§ Data listing:
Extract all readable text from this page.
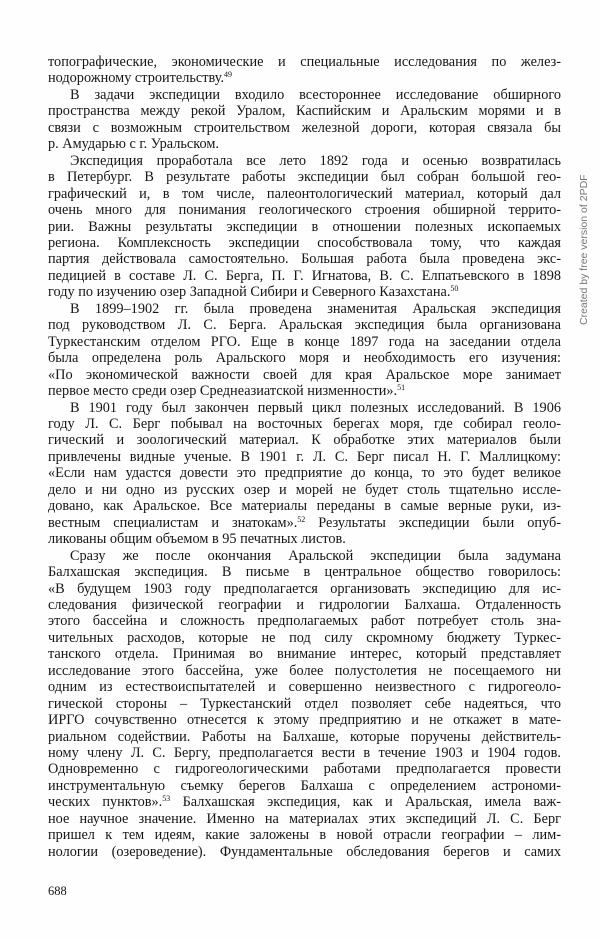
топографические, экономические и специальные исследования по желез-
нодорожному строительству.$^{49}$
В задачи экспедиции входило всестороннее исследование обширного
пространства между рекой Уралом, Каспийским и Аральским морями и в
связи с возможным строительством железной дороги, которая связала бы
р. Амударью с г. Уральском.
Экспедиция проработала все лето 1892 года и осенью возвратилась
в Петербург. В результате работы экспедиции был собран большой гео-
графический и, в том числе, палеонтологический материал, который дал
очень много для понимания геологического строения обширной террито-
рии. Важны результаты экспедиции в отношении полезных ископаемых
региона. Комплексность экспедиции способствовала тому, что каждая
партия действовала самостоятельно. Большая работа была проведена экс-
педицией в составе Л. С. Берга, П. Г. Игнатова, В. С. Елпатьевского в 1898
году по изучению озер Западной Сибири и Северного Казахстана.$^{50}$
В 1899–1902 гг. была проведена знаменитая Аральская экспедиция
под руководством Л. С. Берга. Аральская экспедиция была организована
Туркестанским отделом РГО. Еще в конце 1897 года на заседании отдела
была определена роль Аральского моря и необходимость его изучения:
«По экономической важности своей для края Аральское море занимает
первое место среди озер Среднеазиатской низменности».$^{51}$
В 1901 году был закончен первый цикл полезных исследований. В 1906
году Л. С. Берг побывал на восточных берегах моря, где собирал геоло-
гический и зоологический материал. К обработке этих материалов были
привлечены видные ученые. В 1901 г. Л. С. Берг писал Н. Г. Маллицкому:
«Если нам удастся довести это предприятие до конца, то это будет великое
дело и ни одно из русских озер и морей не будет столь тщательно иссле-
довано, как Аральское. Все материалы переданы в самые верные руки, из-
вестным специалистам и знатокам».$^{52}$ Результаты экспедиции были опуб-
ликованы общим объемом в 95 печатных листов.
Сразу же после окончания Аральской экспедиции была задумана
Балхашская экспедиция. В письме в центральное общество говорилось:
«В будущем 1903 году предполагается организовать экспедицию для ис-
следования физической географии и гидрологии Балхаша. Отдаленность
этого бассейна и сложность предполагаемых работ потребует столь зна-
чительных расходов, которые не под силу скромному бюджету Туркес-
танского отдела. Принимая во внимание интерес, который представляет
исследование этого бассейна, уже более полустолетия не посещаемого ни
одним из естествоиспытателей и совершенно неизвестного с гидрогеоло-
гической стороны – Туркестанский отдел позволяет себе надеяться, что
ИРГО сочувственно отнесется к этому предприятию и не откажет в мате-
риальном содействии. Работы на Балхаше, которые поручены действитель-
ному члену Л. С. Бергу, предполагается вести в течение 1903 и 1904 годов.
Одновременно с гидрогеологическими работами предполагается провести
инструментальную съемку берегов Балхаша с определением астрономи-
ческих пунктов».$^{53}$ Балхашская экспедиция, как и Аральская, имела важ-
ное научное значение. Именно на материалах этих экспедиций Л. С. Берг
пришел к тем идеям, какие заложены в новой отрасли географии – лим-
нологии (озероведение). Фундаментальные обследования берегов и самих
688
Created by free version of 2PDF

§ Given task:
Report how many lines of the listing hold the string "бассейна", giving only the number.

§ Exercise output:
2